:: DATASET ENTRIES ::

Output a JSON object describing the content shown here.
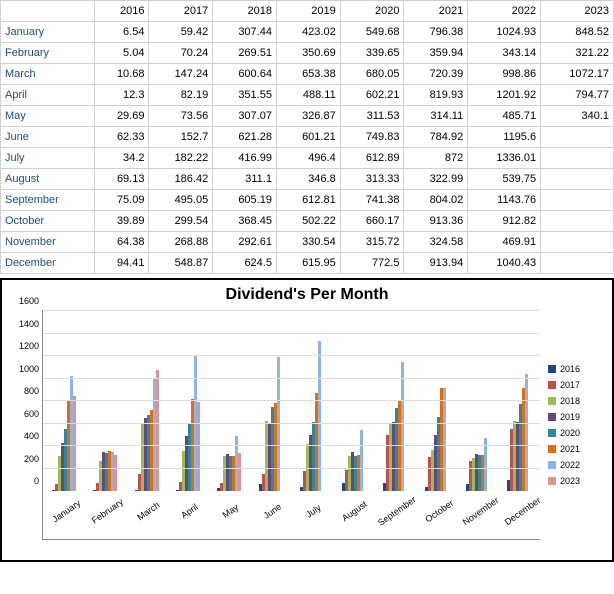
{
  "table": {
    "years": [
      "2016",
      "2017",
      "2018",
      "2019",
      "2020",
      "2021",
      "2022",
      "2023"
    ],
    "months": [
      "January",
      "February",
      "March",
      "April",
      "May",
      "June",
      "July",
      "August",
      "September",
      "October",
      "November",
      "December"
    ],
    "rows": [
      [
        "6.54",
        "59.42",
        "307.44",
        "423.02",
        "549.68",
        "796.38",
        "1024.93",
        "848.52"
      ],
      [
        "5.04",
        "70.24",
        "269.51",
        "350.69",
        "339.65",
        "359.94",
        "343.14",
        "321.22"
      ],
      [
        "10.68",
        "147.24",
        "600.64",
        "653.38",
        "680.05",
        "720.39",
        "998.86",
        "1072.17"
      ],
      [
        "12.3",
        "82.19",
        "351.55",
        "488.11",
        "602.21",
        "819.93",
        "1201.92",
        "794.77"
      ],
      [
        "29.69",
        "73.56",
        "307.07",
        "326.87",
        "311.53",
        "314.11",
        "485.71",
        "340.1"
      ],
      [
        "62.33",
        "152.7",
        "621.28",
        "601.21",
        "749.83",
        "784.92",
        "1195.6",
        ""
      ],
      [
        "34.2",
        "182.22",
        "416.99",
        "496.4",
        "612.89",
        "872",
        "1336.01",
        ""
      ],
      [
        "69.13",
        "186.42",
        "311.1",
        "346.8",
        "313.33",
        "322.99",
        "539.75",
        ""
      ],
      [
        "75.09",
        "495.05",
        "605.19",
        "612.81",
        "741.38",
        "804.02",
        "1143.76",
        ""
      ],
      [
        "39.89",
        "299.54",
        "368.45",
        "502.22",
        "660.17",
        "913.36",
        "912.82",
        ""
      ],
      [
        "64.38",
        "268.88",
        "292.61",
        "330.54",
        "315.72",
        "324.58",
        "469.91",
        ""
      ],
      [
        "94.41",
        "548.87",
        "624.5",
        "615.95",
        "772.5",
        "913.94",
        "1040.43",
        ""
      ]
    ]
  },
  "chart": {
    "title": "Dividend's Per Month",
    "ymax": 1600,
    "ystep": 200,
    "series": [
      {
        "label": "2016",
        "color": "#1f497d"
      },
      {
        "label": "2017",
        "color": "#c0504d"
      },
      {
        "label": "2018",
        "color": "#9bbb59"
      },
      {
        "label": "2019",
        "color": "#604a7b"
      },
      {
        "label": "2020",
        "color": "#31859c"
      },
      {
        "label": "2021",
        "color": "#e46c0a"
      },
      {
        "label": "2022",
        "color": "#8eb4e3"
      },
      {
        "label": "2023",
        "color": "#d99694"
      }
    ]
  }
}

:::

GOAL: Make an exact copy of the data, leaving its pictures out.

ANSWER BELOW:
Output a JSON object describing the content shown here.
{
  "table": {
    "years": [
      "2016",
      "2017",
      "2018",
      "2019",
      "2020",
      "2021",
      "2022",
      "2023"
    ],
    "months": [
      "January",
      "February",
      "March",
      "April",
      "May",
      "June",
      "July",
      "August",
      "September",
      "October",
      "November",
      "December"
    ],
    "rows": [
      [
        "6.54",
        "59.42",
        "307.44",
        "423.02",
        "549.68",
        "796.38",
        "1024.93",
        "848.52"
      ],
      [
        "5.04",
        "70.24",
        "269.51",
        "350.69",
        "339.65",
        "359.94",
        "343.14",
        "321.22"
      ],
      [
        "10.68",
        "147.24",
        "600.64",
        "653.38",
        "680.05",
        "720.39",
        "998.86",
        "1072.17"
      ],
      [
        "12.3",
        "82.19",
        "351.55",
        "488.11",
        "602.21",
        "819.93",
        "1201.92",
        "794.77"
      ],
      [
        "29.69",
        "73.56",
        "307.07",
        "326.87",
        "311.53",
        "314.11",
        "485.71",
        "340.1"
      ],
      [
        "62.33",
        "152.7",
        "621.28",
        "601.21",
        "749.83",
        "784.92",
        "1195.6",
        ""
      ],
      [
        "34.2",
        "182.22",
        "416.99",
        "496.4",
        "612.89",
        "872",
        "1336.01",
        ""
      ],
      [
        "69.13",
        "186.42",
        "311.1",
        "346.8",
        "313.33",
        "322.99",
        "539.75",
        ""
      ],
      [
        "75.09",
        "495.05",
        "605.19",
        "612.81",
        "741.38",
        "804.02",
        "1143.76",
        ""
      ],
      [
        "39.89",
        "299.54",
        "368.45",
        "502.22",
        "660.17",
        "913.36",
        "912.82",
        ""
      ],
      [
        "64.38",
        "268.88",
        "292.61",
        "330.54",
        "315.72",
        "324.58",
        "469.91",
        ""
      ],
      [
        "94.41",
        "548.87",
        "624.5",
        "615.95",
        "772.5",
        "913.94",
        "1040.43",
        ""
      ]
    ]
  },
  "chart": {
    "title": "Dividend's Per Month",
    "ymax": 1600,
    "ystep": 200,
    "series": [
      {
        "label": "2016",
        "color": "#1f497d"
      },
      {
        "label": "2017",
        "color": "#c0504d"
      },
      {
        "label": "2018",
        "color": "#9bbb59"
      },
      {
        "label": "2019",
        "color": "#604a7b"
      },
      {
        "label": "2020",
        "color": "#31859c"
      },
      {
        "label": "2021",
        "color": "#e46c0a"
      },
      {
        "label": "2022",
        "color": "#8eb4e3"
      },
      {
        "label": "2023",
        "color": "#d99694"
      }
    ]
  }
}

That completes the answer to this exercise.